→ PASSAGE:
According to Rama, AI may just be another repeat of history.
“An interesting conjecture is that AI will result in no overall net change in society,” he said. “In the 1800s, you had people who took out the toilet for you and made your doors. The minimum job was different. Now the minimum wage job is fast food or adjacent. As AI replaces jobs that no one wants to do there will be a shift and the minimum bar of work will be raised. While we very well may automate factory work, those people who used to do factory work will get more education and the new low might be higher than the older low. If you look at the distributions, it will be the exact same distribution just shifted up. The software engineers of the future will be the factory workers of today. But the software engineers of today may be the architects of tomorrow, like a step up hierarchy.”
AI WEAKNESSES
AI technology itself has substantial flaws that have yet to be sorted out, causing problems in academia and information transfer.
One of the most pervasive and harmful problems is hallucination, where LLMs give false information.
“LLMs work using next-token prediction, where the model essentially tries to predict the next most likely word from learned patterns in the given training data,” Rama said. “This means there isn’t any semantic understanding, it’s just probability.”

→ EXERCISE INSTRUCTIONS:
[A] Answer these questions from the passage on AI:
(i) According to Rama, what is the minimum wage job now?
(ii) What name does the passage on AI give to the problem of LLMs giving false information?
(iii) What work from the 1800s does Rama mention?
[B] Using the passage on AI, explain why Rama says LLMs have no semantic understanding.
[C] In the passage on AI, rewrite the part from "AI WEAKNESSES" to "give false information.", changing "hallucination" to "fabrication".

→ SUPPLIED MATERIAL:
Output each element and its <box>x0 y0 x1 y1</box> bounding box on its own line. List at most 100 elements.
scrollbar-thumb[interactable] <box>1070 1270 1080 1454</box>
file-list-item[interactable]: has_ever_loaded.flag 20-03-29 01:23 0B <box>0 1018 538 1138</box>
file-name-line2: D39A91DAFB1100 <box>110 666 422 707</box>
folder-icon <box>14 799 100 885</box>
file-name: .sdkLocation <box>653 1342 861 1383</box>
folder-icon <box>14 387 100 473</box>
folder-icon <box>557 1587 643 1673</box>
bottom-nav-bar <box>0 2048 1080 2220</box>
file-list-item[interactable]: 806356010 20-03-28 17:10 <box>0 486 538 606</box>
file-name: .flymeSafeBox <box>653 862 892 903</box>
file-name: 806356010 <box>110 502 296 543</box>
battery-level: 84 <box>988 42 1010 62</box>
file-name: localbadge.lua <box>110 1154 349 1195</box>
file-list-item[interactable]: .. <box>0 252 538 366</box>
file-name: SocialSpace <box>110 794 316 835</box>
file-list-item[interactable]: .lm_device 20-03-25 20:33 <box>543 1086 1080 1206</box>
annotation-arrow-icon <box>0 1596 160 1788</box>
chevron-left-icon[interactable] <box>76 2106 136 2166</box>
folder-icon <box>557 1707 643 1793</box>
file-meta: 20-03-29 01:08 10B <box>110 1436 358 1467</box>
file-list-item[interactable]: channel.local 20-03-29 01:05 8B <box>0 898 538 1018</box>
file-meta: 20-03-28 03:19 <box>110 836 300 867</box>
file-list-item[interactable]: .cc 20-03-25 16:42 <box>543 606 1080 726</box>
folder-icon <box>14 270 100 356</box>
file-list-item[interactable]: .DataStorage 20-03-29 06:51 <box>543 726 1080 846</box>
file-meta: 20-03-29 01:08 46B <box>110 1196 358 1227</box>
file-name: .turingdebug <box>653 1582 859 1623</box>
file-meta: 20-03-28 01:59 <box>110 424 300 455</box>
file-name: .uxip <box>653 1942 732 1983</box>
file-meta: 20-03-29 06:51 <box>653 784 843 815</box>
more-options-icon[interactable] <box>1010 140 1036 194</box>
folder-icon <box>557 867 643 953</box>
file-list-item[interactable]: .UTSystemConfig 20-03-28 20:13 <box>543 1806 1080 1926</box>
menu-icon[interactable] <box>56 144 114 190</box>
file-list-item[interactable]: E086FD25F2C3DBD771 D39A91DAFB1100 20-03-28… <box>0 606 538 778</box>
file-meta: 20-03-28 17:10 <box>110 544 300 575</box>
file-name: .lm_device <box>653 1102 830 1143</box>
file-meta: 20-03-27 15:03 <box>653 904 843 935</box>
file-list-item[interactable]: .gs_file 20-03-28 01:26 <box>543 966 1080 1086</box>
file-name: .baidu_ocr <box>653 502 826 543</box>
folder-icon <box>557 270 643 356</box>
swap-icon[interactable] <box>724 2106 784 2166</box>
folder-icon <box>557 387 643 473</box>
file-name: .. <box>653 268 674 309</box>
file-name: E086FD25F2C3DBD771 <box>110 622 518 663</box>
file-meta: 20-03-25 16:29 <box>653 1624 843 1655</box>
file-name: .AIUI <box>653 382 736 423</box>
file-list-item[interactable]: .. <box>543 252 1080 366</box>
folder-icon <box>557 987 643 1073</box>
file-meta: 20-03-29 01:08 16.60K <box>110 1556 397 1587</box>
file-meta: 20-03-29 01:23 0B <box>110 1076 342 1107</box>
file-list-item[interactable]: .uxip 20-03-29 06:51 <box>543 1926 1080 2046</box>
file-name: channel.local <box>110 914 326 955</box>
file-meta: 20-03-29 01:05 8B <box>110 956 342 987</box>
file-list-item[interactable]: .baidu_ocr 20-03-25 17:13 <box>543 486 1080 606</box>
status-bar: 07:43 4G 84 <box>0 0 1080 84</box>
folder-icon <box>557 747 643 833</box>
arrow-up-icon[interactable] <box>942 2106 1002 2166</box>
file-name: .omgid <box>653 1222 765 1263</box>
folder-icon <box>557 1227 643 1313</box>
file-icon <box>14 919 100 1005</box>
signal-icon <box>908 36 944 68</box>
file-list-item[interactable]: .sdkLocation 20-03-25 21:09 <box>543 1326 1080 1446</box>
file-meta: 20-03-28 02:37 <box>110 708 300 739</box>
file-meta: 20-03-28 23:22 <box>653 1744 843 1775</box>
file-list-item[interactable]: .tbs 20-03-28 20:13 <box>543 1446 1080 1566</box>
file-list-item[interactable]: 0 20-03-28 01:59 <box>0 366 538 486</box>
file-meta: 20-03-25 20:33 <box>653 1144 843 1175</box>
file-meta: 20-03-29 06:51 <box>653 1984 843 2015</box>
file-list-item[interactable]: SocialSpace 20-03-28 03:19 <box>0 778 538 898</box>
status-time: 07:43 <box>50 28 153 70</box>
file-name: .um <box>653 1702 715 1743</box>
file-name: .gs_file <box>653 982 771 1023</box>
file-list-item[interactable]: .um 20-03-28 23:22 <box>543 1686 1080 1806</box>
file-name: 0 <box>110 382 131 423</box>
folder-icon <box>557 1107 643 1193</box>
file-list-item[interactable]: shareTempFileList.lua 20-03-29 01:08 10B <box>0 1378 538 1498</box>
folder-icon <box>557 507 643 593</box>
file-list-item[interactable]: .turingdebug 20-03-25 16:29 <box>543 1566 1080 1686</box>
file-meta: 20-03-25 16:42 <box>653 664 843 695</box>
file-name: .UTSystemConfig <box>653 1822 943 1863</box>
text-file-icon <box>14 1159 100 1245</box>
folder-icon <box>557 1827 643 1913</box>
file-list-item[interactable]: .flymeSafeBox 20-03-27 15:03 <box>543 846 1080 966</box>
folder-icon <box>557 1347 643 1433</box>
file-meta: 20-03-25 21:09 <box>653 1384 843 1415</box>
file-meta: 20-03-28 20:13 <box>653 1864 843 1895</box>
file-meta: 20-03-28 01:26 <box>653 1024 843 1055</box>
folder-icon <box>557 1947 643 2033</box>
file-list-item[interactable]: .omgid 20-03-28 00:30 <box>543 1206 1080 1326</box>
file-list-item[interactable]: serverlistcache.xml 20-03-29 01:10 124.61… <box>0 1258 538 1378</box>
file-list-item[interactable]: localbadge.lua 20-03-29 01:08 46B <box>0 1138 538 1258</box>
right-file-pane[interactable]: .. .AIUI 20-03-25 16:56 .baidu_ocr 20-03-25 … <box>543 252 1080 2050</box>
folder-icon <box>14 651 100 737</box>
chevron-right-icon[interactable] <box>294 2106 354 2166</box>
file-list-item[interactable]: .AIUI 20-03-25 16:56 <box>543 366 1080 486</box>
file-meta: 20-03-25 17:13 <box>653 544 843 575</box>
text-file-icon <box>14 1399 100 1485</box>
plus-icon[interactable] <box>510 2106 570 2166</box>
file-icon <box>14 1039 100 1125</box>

→ SOLUTIONS TO THE PROBLEMS:
[A]
(i) Fast food or adjacent.
(ii) Hallucination.
(iii) People who took out the toilet for you and made your doors.

[B] LLMs work by next-token prediction: the model tries to predict the next most likely word from patterns learned in its training data. So Rama says there is no semantic understanding, only probability.

[C]
AI WEAKNESSES
AI technology itself has substantial flaws that have yet to be sorted out, causing problems in academia and information transfer.
One of the most pervasive and harmful problems is fabrication, where LLMs give false information.